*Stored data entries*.

--------------------------------

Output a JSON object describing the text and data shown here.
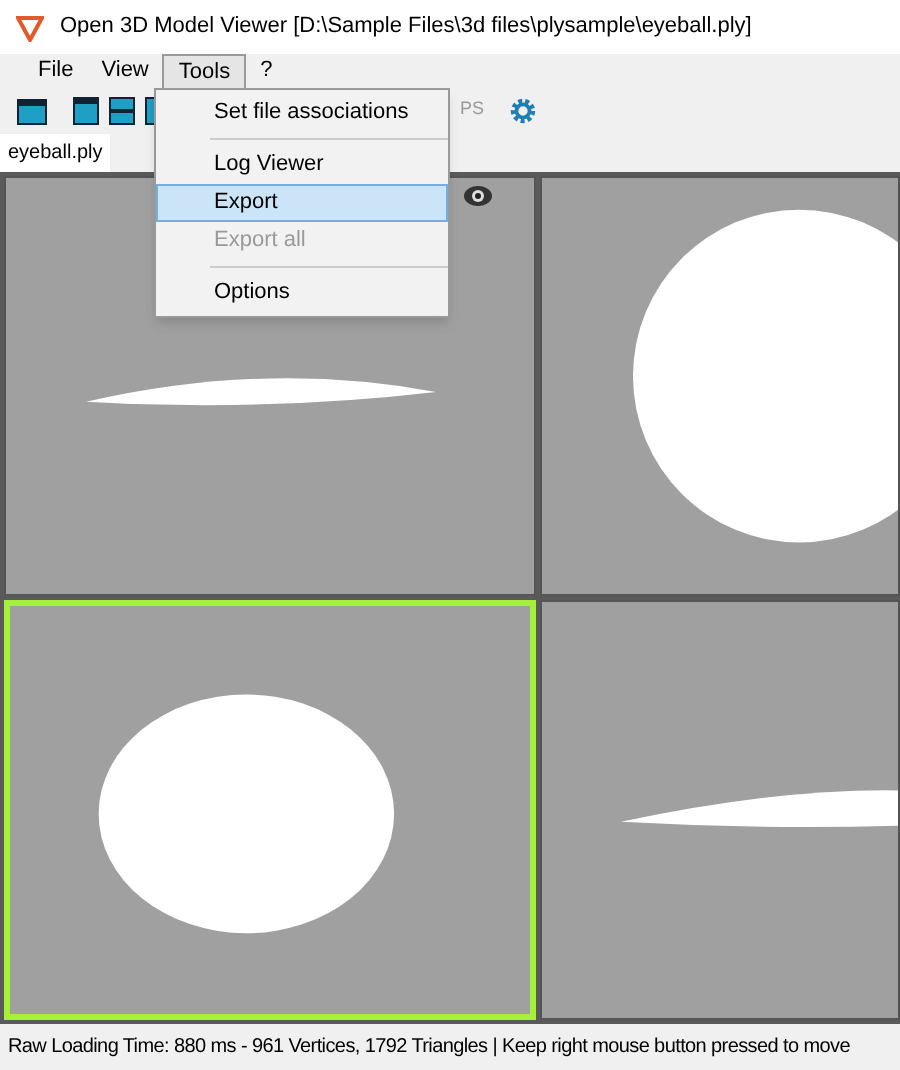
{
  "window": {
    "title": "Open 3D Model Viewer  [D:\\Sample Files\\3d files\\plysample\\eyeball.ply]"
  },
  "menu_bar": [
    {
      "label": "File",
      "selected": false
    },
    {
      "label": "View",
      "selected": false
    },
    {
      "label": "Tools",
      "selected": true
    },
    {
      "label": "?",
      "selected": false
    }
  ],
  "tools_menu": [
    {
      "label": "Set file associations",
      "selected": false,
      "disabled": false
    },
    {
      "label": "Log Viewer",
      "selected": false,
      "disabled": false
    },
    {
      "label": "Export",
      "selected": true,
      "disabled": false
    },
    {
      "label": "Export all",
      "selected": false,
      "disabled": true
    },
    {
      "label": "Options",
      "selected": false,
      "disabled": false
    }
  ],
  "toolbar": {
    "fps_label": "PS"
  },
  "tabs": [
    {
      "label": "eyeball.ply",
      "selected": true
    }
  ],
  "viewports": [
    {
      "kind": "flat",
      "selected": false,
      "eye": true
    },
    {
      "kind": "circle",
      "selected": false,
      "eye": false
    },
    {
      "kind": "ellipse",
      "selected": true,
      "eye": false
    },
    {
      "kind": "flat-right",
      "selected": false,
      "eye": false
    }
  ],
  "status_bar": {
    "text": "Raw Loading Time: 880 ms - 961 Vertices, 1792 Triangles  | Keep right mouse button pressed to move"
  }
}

--------------------------------

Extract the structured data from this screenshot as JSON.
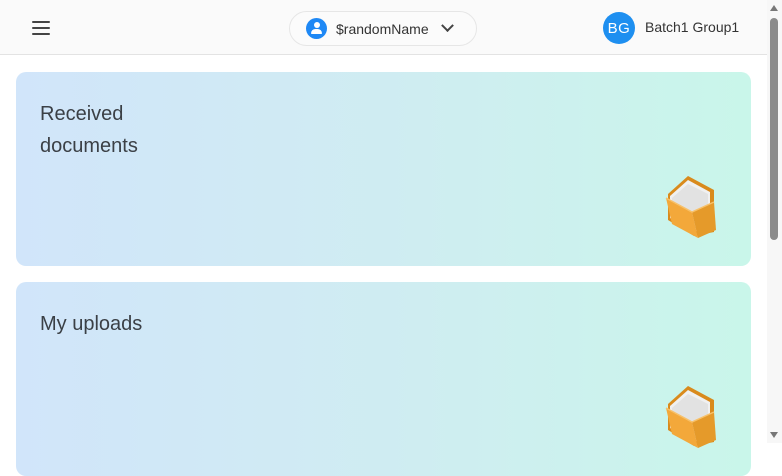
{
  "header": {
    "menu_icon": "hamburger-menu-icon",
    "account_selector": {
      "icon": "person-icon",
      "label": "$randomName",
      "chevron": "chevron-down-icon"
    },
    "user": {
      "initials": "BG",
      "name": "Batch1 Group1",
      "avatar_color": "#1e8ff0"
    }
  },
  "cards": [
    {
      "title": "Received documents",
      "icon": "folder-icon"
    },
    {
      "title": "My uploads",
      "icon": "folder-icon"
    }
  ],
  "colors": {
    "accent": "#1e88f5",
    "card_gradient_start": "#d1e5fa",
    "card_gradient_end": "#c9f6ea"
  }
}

--------------------------------

*TASK REQUIREMENTS*. Check each line of the records for "eyeball" and copy the ones that contain it.

*EXPECTED ANSWER*.
    "title": "Open 3D Model Viewer  [D:\\Sample Files\\3d files\\plysample\\eyeball.ply]"
      "label": "eyeball.ply",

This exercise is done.